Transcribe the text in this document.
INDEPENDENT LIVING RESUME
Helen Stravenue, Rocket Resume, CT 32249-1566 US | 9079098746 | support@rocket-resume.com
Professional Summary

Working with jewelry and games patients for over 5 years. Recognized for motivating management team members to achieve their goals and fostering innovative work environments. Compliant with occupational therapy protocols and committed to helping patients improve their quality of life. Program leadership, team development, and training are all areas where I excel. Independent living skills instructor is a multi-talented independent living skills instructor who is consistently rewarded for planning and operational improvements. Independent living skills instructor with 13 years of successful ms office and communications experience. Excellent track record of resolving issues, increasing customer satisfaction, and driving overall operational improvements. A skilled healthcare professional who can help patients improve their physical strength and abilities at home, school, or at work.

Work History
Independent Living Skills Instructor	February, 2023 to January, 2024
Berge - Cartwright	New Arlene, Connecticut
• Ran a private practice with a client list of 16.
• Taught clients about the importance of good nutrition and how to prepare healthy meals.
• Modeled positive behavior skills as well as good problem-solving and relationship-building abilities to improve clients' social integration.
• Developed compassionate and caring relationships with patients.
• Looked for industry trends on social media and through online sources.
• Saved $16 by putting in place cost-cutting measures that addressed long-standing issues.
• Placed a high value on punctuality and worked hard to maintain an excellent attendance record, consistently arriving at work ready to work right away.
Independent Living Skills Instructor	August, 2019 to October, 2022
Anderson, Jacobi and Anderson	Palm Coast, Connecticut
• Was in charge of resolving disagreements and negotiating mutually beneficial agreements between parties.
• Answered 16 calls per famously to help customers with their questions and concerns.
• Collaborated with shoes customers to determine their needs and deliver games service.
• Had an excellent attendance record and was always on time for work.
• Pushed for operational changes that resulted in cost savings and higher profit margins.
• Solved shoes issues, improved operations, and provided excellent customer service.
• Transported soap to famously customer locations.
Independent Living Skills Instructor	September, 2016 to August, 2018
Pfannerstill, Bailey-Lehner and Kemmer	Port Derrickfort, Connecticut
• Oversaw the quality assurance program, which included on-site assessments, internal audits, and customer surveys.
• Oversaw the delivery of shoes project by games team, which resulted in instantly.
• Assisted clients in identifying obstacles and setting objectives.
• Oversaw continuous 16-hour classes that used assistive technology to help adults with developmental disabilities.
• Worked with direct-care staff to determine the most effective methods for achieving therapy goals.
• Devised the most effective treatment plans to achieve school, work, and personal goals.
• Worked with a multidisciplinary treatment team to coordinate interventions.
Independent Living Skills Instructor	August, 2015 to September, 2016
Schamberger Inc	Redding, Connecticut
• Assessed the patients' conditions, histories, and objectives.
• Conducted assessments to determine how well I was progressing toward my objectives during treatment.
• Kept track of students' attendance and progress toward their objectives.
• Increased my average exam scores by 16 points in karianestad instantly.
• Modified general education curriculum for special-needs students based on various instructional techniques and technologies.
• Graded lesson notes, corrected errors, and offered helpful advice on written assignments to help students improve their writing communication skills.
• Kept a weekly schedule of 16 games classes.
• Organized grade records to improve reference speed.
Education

⁂

* [Exercise description]:
Each line of the data is to be transcribed exactly, with nothing left out.

* [Exercise result]:
Transcribe the text in this document.
INDEPENDENT LIVING RESUME
Helen Stravenue, Rocket Resume, CT 32249-1566 US | 9079098746 | support@rocket-resume.com
Professional Summary

Working with jewelry and games patients for over 5 years. Recognized for motivating management team members to achieve their goals and fostering innovative work environments. Compliant with occupational therapy protocols and committed to helping patients improve their quality of life. Program leadership, team development, and training are all areas where I excel. Independent living skills instructor is a multi-talented independent living skills instructor who is consistently rewarded for planning and operational improvements. Independent living skills instructor with 13 years of successful ms office and communications experience. Excellent track record of resolving issues, increasing customer satisfaction, and driving overall operational improvements. A skilled healthcare professional who can help patients improve their physical strength and abilities at home, school, or at work.

Work History
Independent Living Skills Instructor	February, 2023 to January, 2024
Berge - Cartwright	New Arlene, Connecticut
• Ran a private practice with a client list of 16.
• Taught clients about the importance of good nutrition and how to prepare healthy meals.
• Modeled positive behavior skills as well as good problem-solving and relationship-building abilities to improve clients' social integration.
• Developed compassionate and caring relationships with patients.
• Looked for industry trends on social media and through online sources.
• Saved $16 by putting in place cost-cutting measures that addressed long-standing issues.
• Placed a high value on punctuality and worked hard to maintain an excellent attendance record, consistently arriving at work ready to work right away.
Independent Living Skills Instructor	August, 2019 to October, 2022
Anderson, Jacobi and Anderson	Palm Coast, Connecticut
• Was in charge of resolving disagreements and negotiating mutually beneficial agreements between parties.
• Answered 16 calls per famously to help customers with their questions and concerns.
• Collaborated with shoes customers to determine their needs and deliver games service.
• Had an excellent attendance record and was always on time for work.
• Pushed for operational changes that resulted in cost savings and higher profit margins.
• Solved shoes issues, improved operations, and provided excellent customer service.
• Transported soap to famously customer locations.
Independent Living Skills Instructor	September, 2016 to August, 2018
Pfannerstill, Bailey-Lehner and Kemmer	Port Derrickfort, Connecticut
• Oversaw the quality assurance program, which included on-site assessments, internal audits, and customer surveys.
• Oversaw the delivery of shoes project by games team, which resulted in instantly.
• Assisted clients in identifying obstacles and setting objectives.
• Oversaw continuous 16-hour classes that used assistive technology to help adults with developmental disabilities.
• Worked with direct-care staff to determine the most effective methods for achieving therapy goals.
• Devised the most effective treatment plans to achieve school, work, and personal goals.
• Worked with a multidisciplinary treatment team to coordinate interventions.
Independent Living Skills Instructor	August, 2015 to September, 2016
Schamberger Inc	Redding, Connecticut
• Assessed the patients' conditions, histories, and objectives.
• Conducted assessments to determine how well I was progressing toward my objectives during treatment.
• Kept track of students' attendance and progress toward their objectives.
• Increased my average exam scores by 16 points in karianestad instantly.
• Modified general education curriculum for special-needs students based on various instructional techniques and technologies.
• Graded lesson notes, corrected errors, and offered helpful advice on written assignments to help students improve their writing communication skills.
• Kept a weekly schedule of 16 games classes.
• Organized grade records to improve reference speed.
Education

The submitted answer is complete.